Quelle
NEUE ZEIT? 75 Jahre Kriegsende

Warschau 1939 | Ukraine 1941/42 | Berlin 1945

Valery Faminsky » Dieter Keller » & others

Exhibition: 12 Sep 2020 – 10 Jan 2021

Freundeskreis Willy-Brandt-Haus

Stresemannstr. 28
10963 Berlin

+49 (0)30-25993787


www.fkwbh.de

Tue-Sun 12-18

NEUE ZEIT? 75 Jahre Kriegsende
Valery Faminsky: Berlin Mai 1945 © Valery Faminsky / Arthur Bondar’s Private Collection

"NEUE ZEIT?"
Warschau 1939 | Ukraine 1941/42 | Berlin 1945
75 Jahre Kriegsende

Ausstellung: 12. September bis 10. Januar 2021

Gisela Kayser (Geschäftsführerin und künstlerische Leiterin Freundeskreis Willy-Brandt-Haus) ist für das Gesamtkonzept der Ausstellungen im Willy-Brandt-Haus verantwortlich. Die Ausstellung "NEUE ZEIT?" wurde von Ana Druga und Thomas Gust (Agentur und Verlag Buchkunst Berlin) kuratiert. Prof. Dr. Peter Steinbach (Historiker und Politikwissenschaftler) initiierte die Ausstellung "NEUE ZEIT?" und stellte die Fotografien des Archives "Warschau 1939" bereit. Die Fotografien Dieter Kellers wurden von Dr. Norbert Moos (Leiter des Forums für Fotografie, Köln) für die Ausstellung ausgeliehen und zusammengestellt. Arthur Bondar (Fotojournalist und Entdecker des Archivs Valery Faminskys) ermöglichte die Rückkehr der Bilder Faminskys nach Berlin. Uwe Neumärker (Direktor Stiftung Denkmal für die ermordeten Juden Europas) gilt besonderer Dank für seine Unterstützung und die Möglichkeit der Kooperation mit der Ständigen Konferenz der NS-Gedenkorte im Berliner Raum.

Bereitgestellte Daten
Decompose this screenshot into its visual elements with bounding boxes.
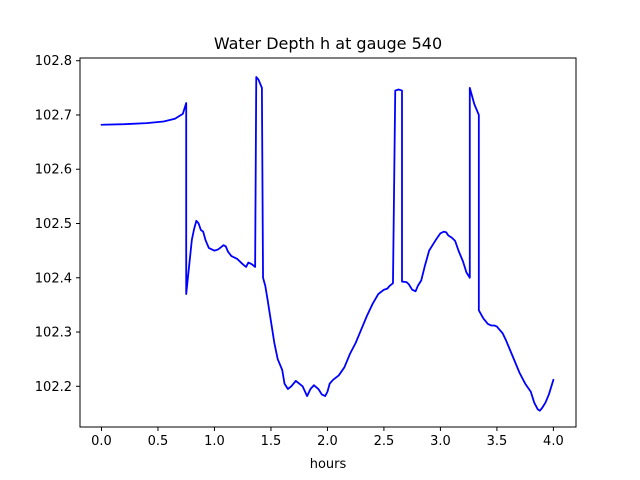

--

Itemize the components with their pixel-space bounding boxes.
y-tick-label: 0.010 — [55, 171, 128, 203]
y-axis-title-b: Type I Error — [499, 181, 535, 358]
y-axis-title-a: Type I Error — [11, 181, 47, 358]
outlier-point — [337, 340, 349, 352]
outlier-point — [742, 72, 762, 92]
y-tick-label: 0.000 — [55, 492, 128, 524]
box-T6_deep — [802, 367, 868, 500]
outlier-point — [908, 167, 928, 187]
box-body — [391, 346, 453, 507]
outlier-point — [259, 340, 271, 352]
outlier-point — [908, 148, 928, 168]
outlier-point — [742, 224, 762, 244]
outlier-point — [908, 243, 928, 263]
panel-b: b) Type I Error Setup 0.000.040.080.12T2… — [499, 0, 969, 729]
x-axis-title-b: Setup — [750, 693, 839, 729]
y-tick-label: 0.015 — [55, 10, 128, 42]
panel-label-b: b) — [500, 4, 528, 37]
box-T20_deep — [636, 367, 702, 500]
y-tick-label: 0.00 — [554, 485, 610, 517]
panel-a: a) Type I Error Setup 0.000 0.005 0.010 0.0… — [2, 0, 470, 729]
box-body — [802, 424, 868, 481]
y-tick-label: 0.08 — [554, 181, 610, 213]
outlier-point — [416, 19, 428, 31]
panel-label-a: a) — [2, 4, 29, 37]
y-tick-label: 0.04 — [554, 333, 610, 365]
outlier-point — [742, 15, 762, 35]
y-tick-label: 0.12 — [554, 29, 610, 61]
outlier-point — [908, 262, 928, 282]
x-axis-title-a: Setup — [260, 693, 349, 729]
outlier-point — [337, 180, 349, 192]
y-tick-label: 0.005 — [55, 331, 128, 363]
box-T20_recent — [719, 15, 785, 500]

Zu erledigen
- 1) Wer hat laut dem Ausstellungstext die Ausstellung „NEUE ZEIT?“ kuratiert?
- 2) Schreibe aus den Zeilen der bereitgestellten Daten diejenigen wortgetreu ab, beginnend bei der Zeile mit „Itemize the components“ und endend bei der Zeile mit „outlier-point — [259, 340, 271, 352]“, beide Zeilen eingeschlossen.
Der Ausstellungstext und die Zeilen haben nichts miteinander zu tun.

Lösungen
- 1) Ana Druga und Thomas Gust (Agentur und Verlag Buchkunst Berlin).

- 2)
Itemize the components with their pixel-space bounding boxes.
y-tick-label: 0.010 — [55, 171, 128, 203]
y-axis-title-b: Type I Error — [499, 181, 535, 358]
y-axis-title-a: Type I Error — [11, 181, 47, 358]
outlier-point — [337, 340, 349, 352]
outlier-point — [742, 72, 762, 92]
y-tick-label: 0.000 — [55, 492, 128, 524]
box-T6_deep — [802, 367, 868, 500]
outlier-point — [908, 167, 928, 187]
box-body — [391, 346, 453, 507]
outlier-point — [259, 340, 271, 352]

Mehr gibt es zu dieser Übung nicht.